• [Description of the task] Copy out every line of the records, from the line that contains "legend-label: PG Loop xyxy=(138,269,194,285)" through the end of the records, leaving out the pictures.

# Source records start

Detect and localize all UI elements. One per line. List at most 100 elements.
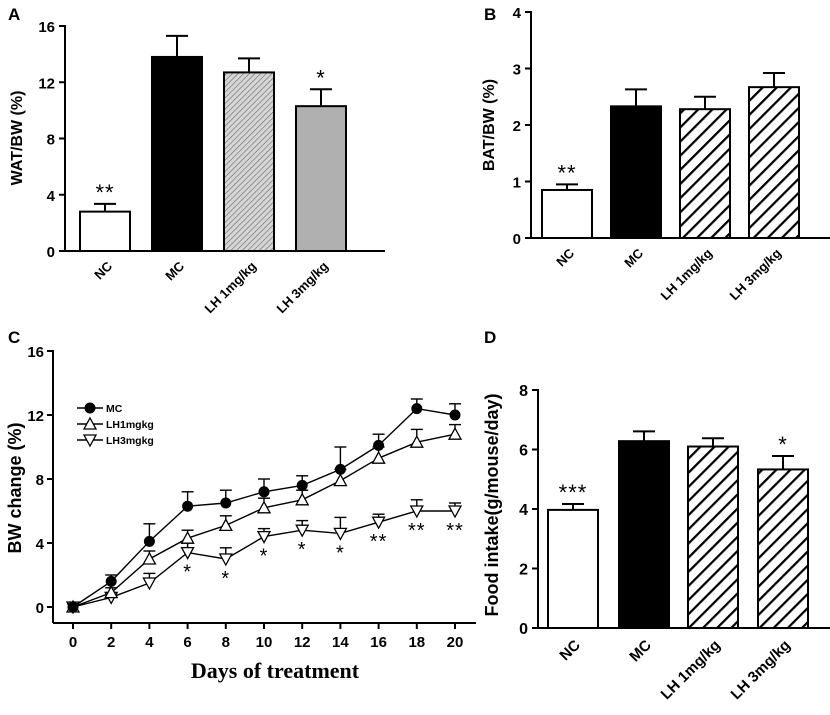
- marker-triangle-up: [82, 416, 98, 430]
- marker-triangle-down: [218, 553, 233, 567]
- y-tick-label: 2: [513, 118, 521, 135]
- panel-d: 0 2 4 6 8 Food intake(g/mouse/day) *** NC MC LH 1…: [482, 383, 830, 703]
- y-tick-label: 8: [36, 472, 44, 489]
- significance-mark: *: [778, 432, 788, 457]
- significance-mark: **: [95, 180, 114, 205]
- y-tick-label: 16: [27, 344, 44, 361]
- significance-mark: *: [316, 65, 326, 90]
- x-tick-label: 14: [332, 634, 349, 651]
- x-tick-label: 16: [370, 634, 387, 651]
- marker-circle: [220, 497, 232, 509]
- x-tick-label: NC: [556, 637, 583, 664]
- x-tick-label: NC: [91, 258, 115, 282]
- panel-letter-d: D: [484, 328, 496, 347]
- marker-circle: [84, 402, 96, 414]
- marker-triangle-down: [409, 505, 424, 519]
- marker-circle: [373, 439, 385, 451]
- marker-triangle-down: [295, 524, 310, 538]
- y-tick-label: 0: [519, 621, 528, 638]
- x-tick-label: LH 3mg/kg: [274, 258, 332, 316]
- bar-lh-1mg-kg: [223, 71, 275, 252]
- x-tick-label: LH 1mg/kg: [658, 245, 716, 303]
- y-tick-label: 2: [519, 562, 528, 579]
- y-tick-label: 4: [519, 502, 528, 519]
- significance-mark: **: [408, 520, 426, 542]
- marker-circle: [67, 601, 79, 613]
- x-tick-label: 10: [256, 634, 273, 651]
- bar-lh-3mg-kg: [748, 86, 800, 239]
- y-tick-label: 8: [47, 132, 55, 149]
- marker-triangle-down: [180, 546, 195, 560]
- x-tick-label: MC: [626, 637, 655, 666]
- significance-mark: **: [446, 520, 464, 542]
- bar-nc: [541, 188, 593, 240]
- y-axis-label: Food intake(g/mouse/day): [482, 393, 502, 616]
- panel-c: 0 4 8 12 16 0 2 4 6 8 10 12 14 16 18 20 BW change (%) Day…: [5, 344, 476, 683]
- marker-triangle-up: [256, 500, 272, 514]
- x-tick-label: MC: [162, 258, 187, 283]
- x-tick-label: LH 1mg/kg: [658, 637, 724, 703]
- marker-triangle-down: [82, 434, 98, 448]
- y-tick-label: 3: [513, 62, 521, 79]
- bar-mc: [151, 55, 203, 252]
- legend-label: LH1mgkg: [106, 419, 154, 431]
- marker-circle: [143, 535, 155, 547]
- bar-lh-1mg-kg: [679, 108, 731, 240]
- significance-mark: ***: [559, 480, 588, 505]
- marker-triangle-up: [104, 585, 119, 599]
- marker-triangle-up: [409, 434, 424, 448]
- marker-triangle-down: [142, 577, 157, 591]
- x-tick-label: 12: [294, 634, 311, 651]
- x-axis-label: Days of treatment: [191, 658, 360, 683]
- panel-letter-a: A: [8, 5, 20, 24]
- marker-circle: [182, 500, 194, 512]
- marker-circle: [296, 479, 308, 491]
- marker-circle: [105, 575, 117, 587]
- significance-mark: *: [298, 539, 307, 561]
- y-tick-label: 0: [47, 244, 55, 261]
- marker-circle: [334, 463, 346, 475]
- y-axis-label: WAT/BW (%): [9, 91, 26, 186]
- panel-a: 0 4 8 12 16 WAT/BW (%) ** NC MC LH 1mg/kg * LH 3mg/…: [9, 19, 385, 316]
- marker-triangle-up: [333, 473, 348, 487]
- legend: MC LH1mgkg LH3mgkg: [77, 402, 154, 448]
- bar-lh-1mg-kg: [687, 445, 739, 629]
- marker-circle: [449, 409, 461, 421]
- marker-triangle-down: [256, 530, 272, 544]
- significance-mark: **: [370, 531, 388, 553]
- y-tick-label: 4: [36, 536, 45, 553]
- marker-triangle-down: [447, 505, 463, 519]
- y-tick-label: 1: [513, 175, 521, 192]
- marker-triangle-up: [371, 450, 386, 464]
- y-tick-label: 0: [513, 231, 521, 248]
- legend-label: MC: [106, 403, 123, 415]
- marker-triangle-up: [295, 492, 310, 506]
- x-tick-label: LH 3mg/kg: [728, 637, 794, 703]
- marker-triangle-up: [218, 518, 233, 532]
- x-tick-label: LH 1mg/kg: [202, 258, 260, 316]
- y-tick-label: 12: [38, 75, 55, 92]
- x-tick-label: 2: [107, 634, 115, 651]
- x-tick-label: 0: [69, 634, 77, 651]
- panel-b: 0 1 2 3 4 BAT/BW (%) ** NC MC LH 1mg/kg LH 3mg/kg: [481, 5, 830, 303]
- y-tick-label: 8: [519, 383, 528, 400]
- series-line: [72, 433, 456, 608]
- legend-label: LH3mgkg: [106, 435, 154, 447]
- marker-triangle-up: [180, 530, 195, 544]
- marker-triangle-up: [142, 551, 157, 565]
- x-tick-label: 18: [408, 634, 425, 651]
- y-axis-label: BAT/BW (%): [481, 79, 498, 171]
- marker-triangle-down: [371, 516, 386, 530]
- panel-letter-b: B: [484, 5, 496, 24]
- y-tick-label: 0: [36, 600, 44, 617]
- significance-mark: *: [183, 562, 192, 584]
- significance-mark: *: [221, 568, 230, 590]
- panel-letter-c: C: [8, 328, 20, 347]
- y-tick-label: 4: [47, 188, 56, 205]
- y-tick-label: 4: [513, 5, 522, 22]
- x-tick-label: 8: [222, 634, 230, 651]
- y-tick-label: 6: [519, 443, 528, 460]
- marker-triangle-down: [333, 527, 348, 541]
- series-mc: [67, 398, 461, 613]
- x-tick-label: 6: [183, 634, 191, 651]
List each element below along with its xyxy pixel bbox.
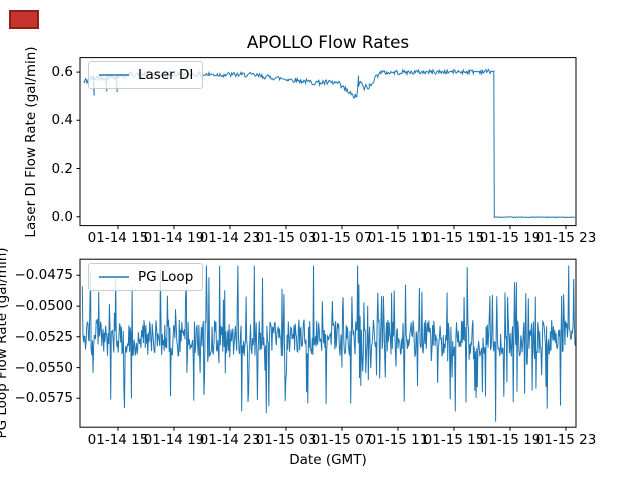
legend-label: PG Loop xyxy=(138,269,194,285)
series-laser-di xyxy=(83,68,576,219)
y-tick-label-laser-di: 0.0 xyxy=(51,209,73,225)
x-tick-label-top: 01-14 19 xyxy=(143,230,205,246)
x-axis-label: Date (GMT) xyxy=(289,452,367,468)
x-tick-label-top: 01-15 23 xyxy=(535,230,597,246)
y-axis-label-pg-loop: PG Loop Flow Rate (gal/min) xyxy=(0,247,10,439)
legend-line-sample-icon xyxy=(99,276,129,278)
y-tick-label-laser-di: 0.2 xyxy=(51,161,73,177)
x-tick-label-bottom: 01-14 15 xyxy=(87,432,149,448)
x-tick-label-top: 01-15 07 xyxy=(311,230,373,246)
y-tick-label-pg-loop: −0.0550 xyxy=(14,360,73,376)
x-tick-label-bottom: 01-15 15 xyxy=(423,432,485,448)
x-tick-label-top: 01-15 11 xyxy=(367,230,429,246)
y-tick-label-laser-di: 0.4 xyxy=(51,112,73,128)
red-marker-box xyxy=(9,10,39,29)
y-tick-label-pg-loop: −0.0500 xyxy=(14,298,73,314)
legend-laser-di: Laser DI xyxy=(88,61,204,89)
x-tick-label-top: 01-15 15 xyxy=(423,230,485,246)
axes-box-top xyxy=(79,57,577,227)
x-tick-label-bottom: 01-15 19 xyxy=(479,432,541,448)
tick-marks xyxy=(76,71,567,431)
x-tick-label-top: 01-14 15 xyxy=(87,230,149,246)
x-tick-label-bottom: 01-15 23 xyxy=(535,432,597,448)
x-tick-label-bottom: 01-15 03 xyxy=(255,432,317,448)
x-tick-label-bottom: 01-14 23 xyxy=(199,432,261,448)
y-tick-label-pg-loop: −0.0475 xyxy=(14,267,73,283)
x-tick-label-bottom: 01-15 11 xyxy=(367,432,429,448)
x-tick-label-top: 01-15 19 xyxy=(479,230,541,246)
y-tick-label-laser-di: 0.6 xyxy=(51,64,73,80)
x-tick-label-bottom: 01-15 07 xyxy=(311,432,373,448)
legend-line-sample-icon xyxy=(99,74,129,76)
x-tick-label-top: 01-14 23 xyxy=(199,230,261,246)
legend-pg-loop: PG Loop xyxy=(88,263,204,291)
legend-label: Laser DI xyxy=(138,67,194,83)
chart-title: APOLLO Flow Rates xyxy=(246,32,410,52)
series-pg-loop xyxy=(81,265,576,422)
y-tick-label-pg-loop: −0.0575 xyxy=(14,390,73,406)
y-tick-label-pg-loop: −0.0525 xyxy=(14,329,73,345)
axes-box-bottom xyxy=(79,258,577,428)
x-tick-label-bottom: 01-14 19 xyxy=(143,432,205,448)
x-tick-label-top: 01-15 03 xyxy=(255,230,317,246)
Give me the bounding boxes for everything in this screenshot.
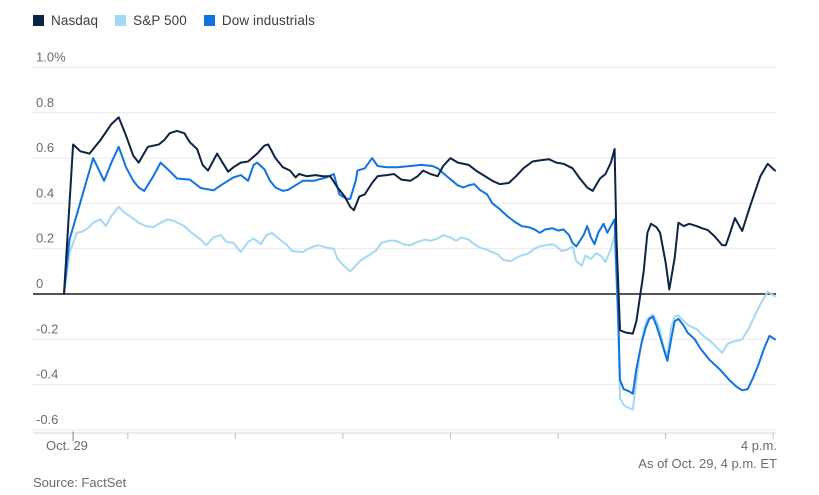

# Source records end

• [Expected output]
legend-label: PG Loop xyxy=(138,269,194,285)
series-laser-di xyxy=(83,68,576,219)
y-tick-label-laser-di: 0.0 xyxy=(51,209,73,225)
x-tick-label-top: 01-14 19 xyxy=(143,230,205,246)
x-axis-label: Date (GMT) xyxy=(289,452,367,468)
x-tick-label-top: 01-15 23 xyxy=(535,230,597,246)
y-axis-label-pg-loop: PG Loop Flow Rate (gal/min) xyxy=(0,247,10,439)
legend-line-sample-icon xyxy=(99,276,129,278)
y-tick-label-laser-di: 0.2 xyxy=(51,161,73,177)
x-tick-label-bottom: 01-14 15 xyxy=(87,432,149,448)
x-tick-label-top: 01-15 07 xyxy=(311,230,373,246)
y-tick-label-pg-loop: −0.0550 xyxy=(14,360,73,376)
x-tick-label-bottom: 01-15 15 xyxy=(423,432,485,448)
x-tick-label-top: 01-15 11 xyxy=(367,230,429,246)
y-tick-label-laser-di: 0.4 xyxy=(51,112,73,128)
red-marker-box xyxy=(9,10,39,29)
y-tick-label-pg-loop: −0.0500 xyxy=(14,298,73,314)
legend-laser-di: Laser DI xyxy=(88,61,204,89)
x-tick-label-top: 01-15 15 xyxy=(423,230,485,246)
axes-box-top xyxy=(79,57,577,227)
x-tick-label-bottom: 01-15 19 xyxy=(479,432,541,448)
tick-marks xyxy=(76,71,567,431)
x-tick-label-top: 01-14 15 xyxy=(87,230,149,246)
x-tick-label-bottom: 01-15 23 xyxy=(535,432,597,448)
x-tick-label-bottom: 01-15 03 xyxy=(255,432,317,448)
x-tick-label-bottom: 01-14 23 xyxy=(199,432,261,448)
y-tick-label-pg-loop: −0.0475 xyxy=(14,267,73,283)
x-tick-label-bottom: 01-15 11 xyxy=(367,432,429,448)
x-tick-label-top: 01-15 19 xyxy=(479,230,541,246)
y-tick-label-laser-di: 0.6 xyxy=(51,64,73,80)
x-tick-label-bottom: 01-15 07 xyxy=(311,432,373,448)
legend-line-sample-icon xyxy=(99,74,129,76)
x-tick-label-top: 01-14 23 xyxy=(199,230,261,246)
legend-pg-loop: PG Loop xyxy=(88,263,204,291)
legend-label: Laser DI xyxy=(138,67,194,83)
chart-title: APOLLO Flow Rates xyxy=(246,32,410,52)
series-pg-loop xyxy=(81,265,576,422)
y-tick-label-pg-loop: −0.0575 xyxy=(14,390,73,406)
y-tick-label-pg-loop: −0.0525 xyxy=(14,329,73,345)
axes-box-bottom xyxy=(79,258,577,428)
x-tick-label-bottom: 01-14 19 xyxy=(143,432,205,448)
x-tick-label-top: 01-15 03 xyxy=(255,230,317,246)
Give me the bounding boxes for everything in this screenshot.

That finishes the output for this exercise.